Dataset records

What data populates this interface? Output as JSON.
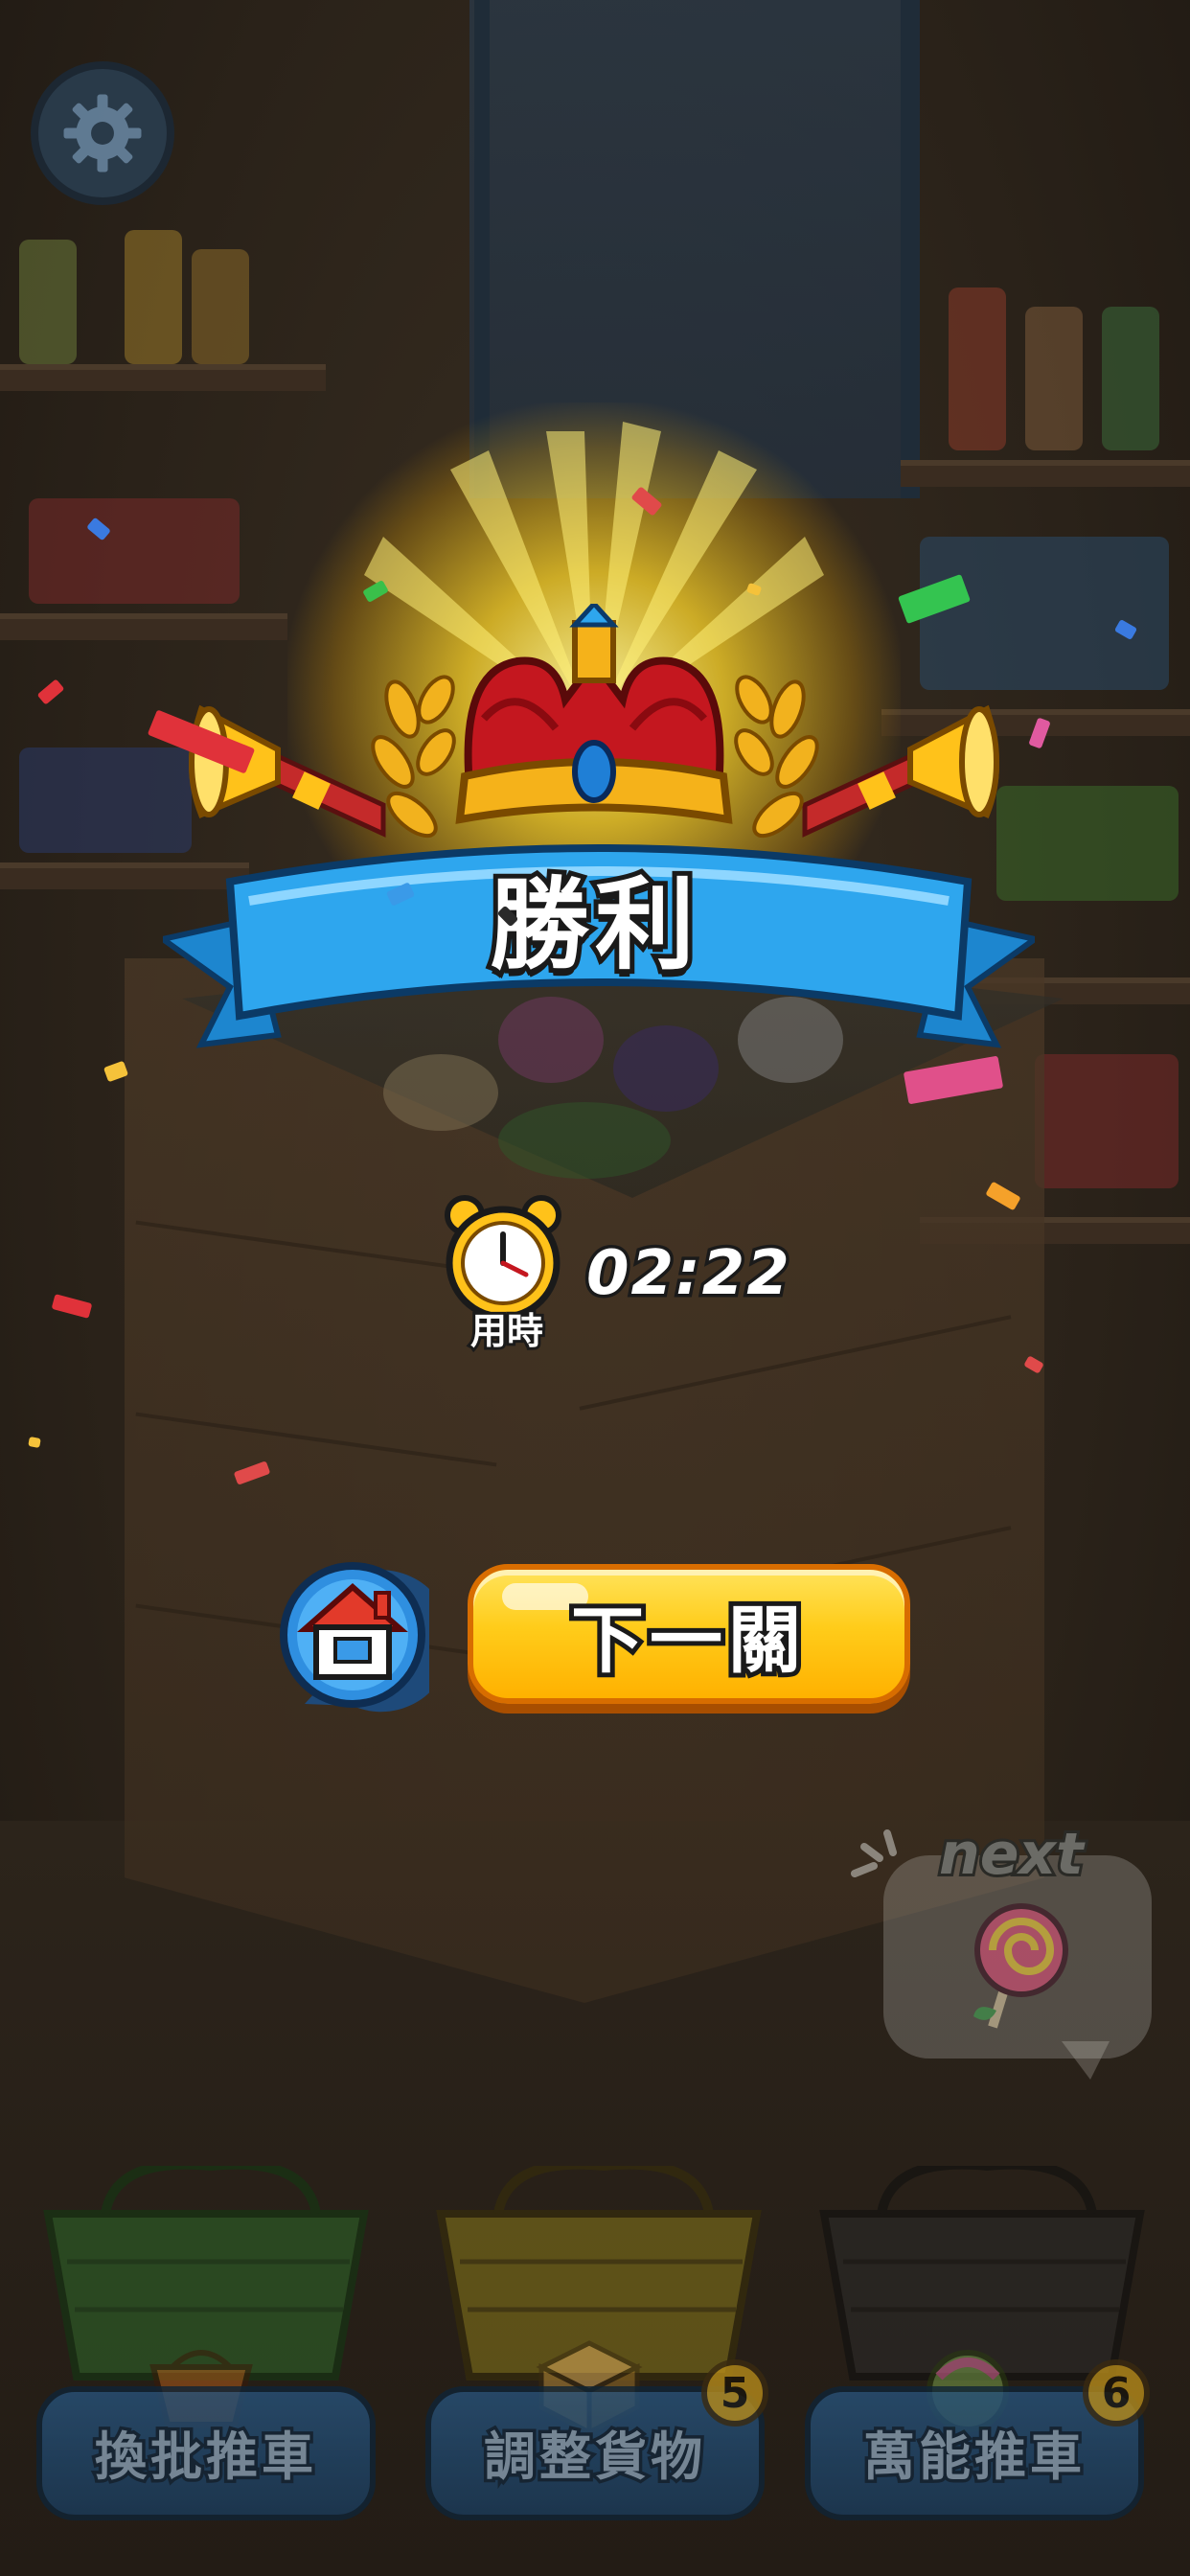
{
  "screen": {
    "title": "勝利",
    "time_label": "用時",
    "time_value": "02:22"
  },
  "actions": {
    "next_level_label": "下一關"
  },
  "next_preview": {
    "label": "next",
    "item_icon": "lollipop-icon"
  },
  "tools": [
    {
      "label": "換批推車",
      "icon": "cart-swap-icon",
      "count": ""
    },
    {
      "label": "調整貨物",
      "icon": "box-shuffle-icon",
      "count": "5"
    },
    {
      "label": "萬能推車",
      "icon": "magic-cart-icon",
      "count": "6"
    }
  ],
  "colors": {
    "ribbon": "#2ea6ee",
    "next_button": "#ffc21a",
    "crown_gold": "#f5b21a",
    "crown_red": "#c4171f"
  }
}
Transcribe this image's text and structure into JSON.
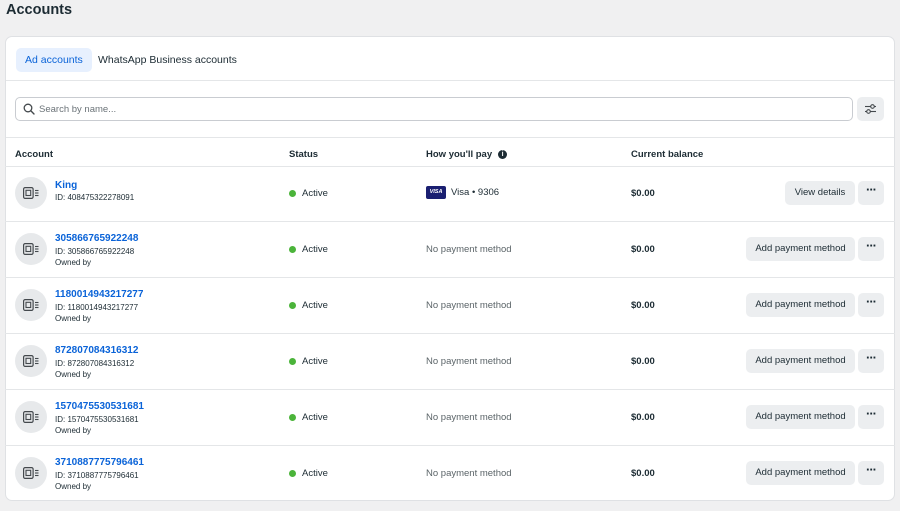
{
  "page": {
    "title": "Accounts"
  },
  "tabs": [
    {
      "label": "Ad accounts",
      "active": true
    },
    {
      "label": "WhatsApp Business accounts",
      "active": false
    }
  ],
  "search": {
    "placeholder": "Search by name..."
  },
  "columns": {
    "account": "Account",
    "status": "Status",
    "pay": "How you'll pay",
    "balance": "Current balance"
  },
  "icons": {
    "search": "search-icon",
    "filter": "sliders-icon",
    "info": "info-icon",
    "avatar": "ad-account-icon",
    "more": "more-horizontal-icon",
    "card": "visa-card-icon"
  },
  "colors": {
    "accent": "#0a63d8",
    "active": "#4bb43a",
    "visa": "#1a1f71"
  },
  "accounts": [
    {
      "name": "King",
      "id_text": "ID: 408475322278091",
      "owned_by": "",
      "status": "Active",
      "payment_brand": "VISA",
      "payment": "Visa • 9306",
      "balance": "$0.00",
      "action": "View details"
    },
    {
      "name": "305866765922248",
      "id_text": "ID: 305866765922248",
      "owned_by": "Owned by",
      "status": "Active",
      "payment": "No payment method",
      "balance": "$0.00",
      "action": "Add payment method"
    },
    {
      "name": "1180014943217277",
      "id_text": "ID: 1180014943217277",
      "owned_by": "Owned by",
      "status": "Active",
      "payment": "No payment method",
      "balance": "$0.00",
      "action": "Add payment method"
    },
    {
      "name": "872807084316312",
      "id_text": "ID: 872807084316312",
      "owned_by": "Owned by",
      "status": "Active",
      "payment": "No payment method",
      "balance": "$0.00",
      "action": "Add payment method"
    },
    {
      "name": "1570475530531681",
      "id_text": "ID: 1570475530531681",
      "owned_by": "Owned by",
      "status": "Active",
      "payment": "No payment method",
      "balance": "$0.00",
      "action": "Add payment method"
    },
    {
      "name": "3710887775796461",
      "id_text": "ID: 3710887775796461",
      "owned_by": "Owned by",
      "status": "Active",
      "payment": "No payment method",
      "balance": "$0.00",
      "action": "Add payment method"
    }
  ]
}
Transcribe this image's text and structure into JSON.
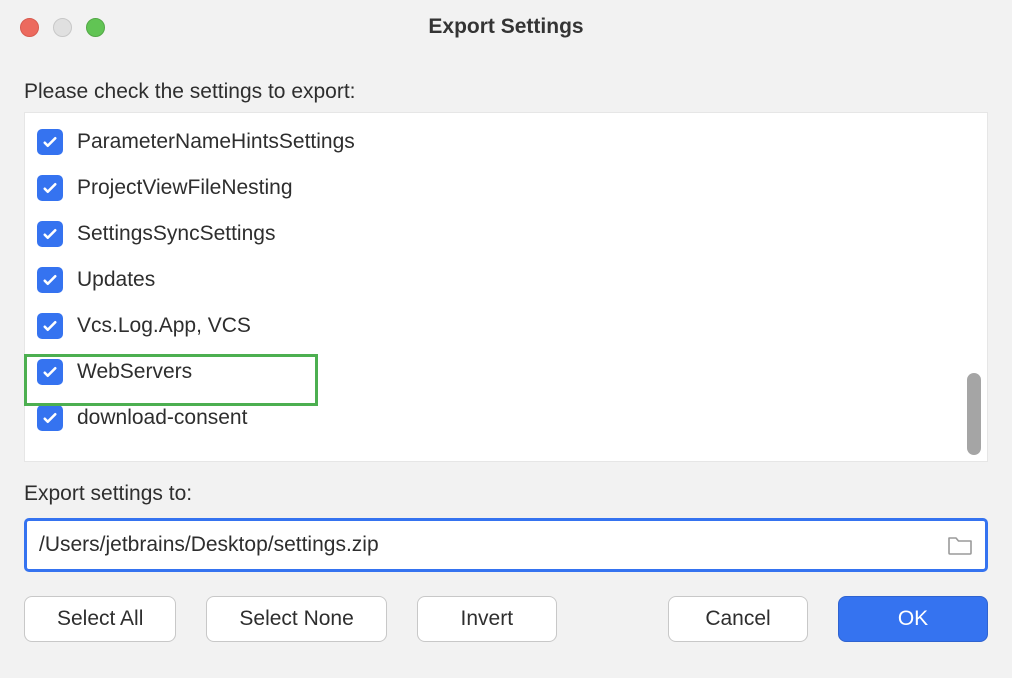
{
  "window": {
    "title": "Export Settings"
  },
  "instruction": "Please check the settings to export:",
  "settings_items": [
    {
      "label": "ParameterNameHintsSettings",
      "checked": true
    },
    {
      "label": "ProjectViewFileNesting",
      "checked": true
    },
    {
      "label": "SettingsSyncSettings",
      "checked": true
    },
    {
      "label": "Updates",
      "checked": true
    },
    {
      "label": "Vcs.Log.App, VCS",
      "checked": true
    },
    {
      "label": "WebServers",
      "checked": true
    },
    {
      "label": "download-consent",
      "checked": true
    }
  ],
  "export_to_label": "Export settings to:",
  "export_path": "/Users/jetbrains/Desktop/settings.zip",
  "buttons": {
    "select_all": "Select All",
    "select_none": "Select None",
    "invert": "Invert",
    "cancel": "Cancel",
    "ok": "OK"
  },
  "colors": {
    "accent": "#3573f0",
    "highlight": "#4caf50"
  }
}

§ **WHAT YOU NEED TO DO**:
Identify the lines in the entries above that contain "cart", then copy them out.

§ **FINISHED EXERCISE**:
      "icon": "cart-swap-icon",
      "icon": "magic-cart-icon",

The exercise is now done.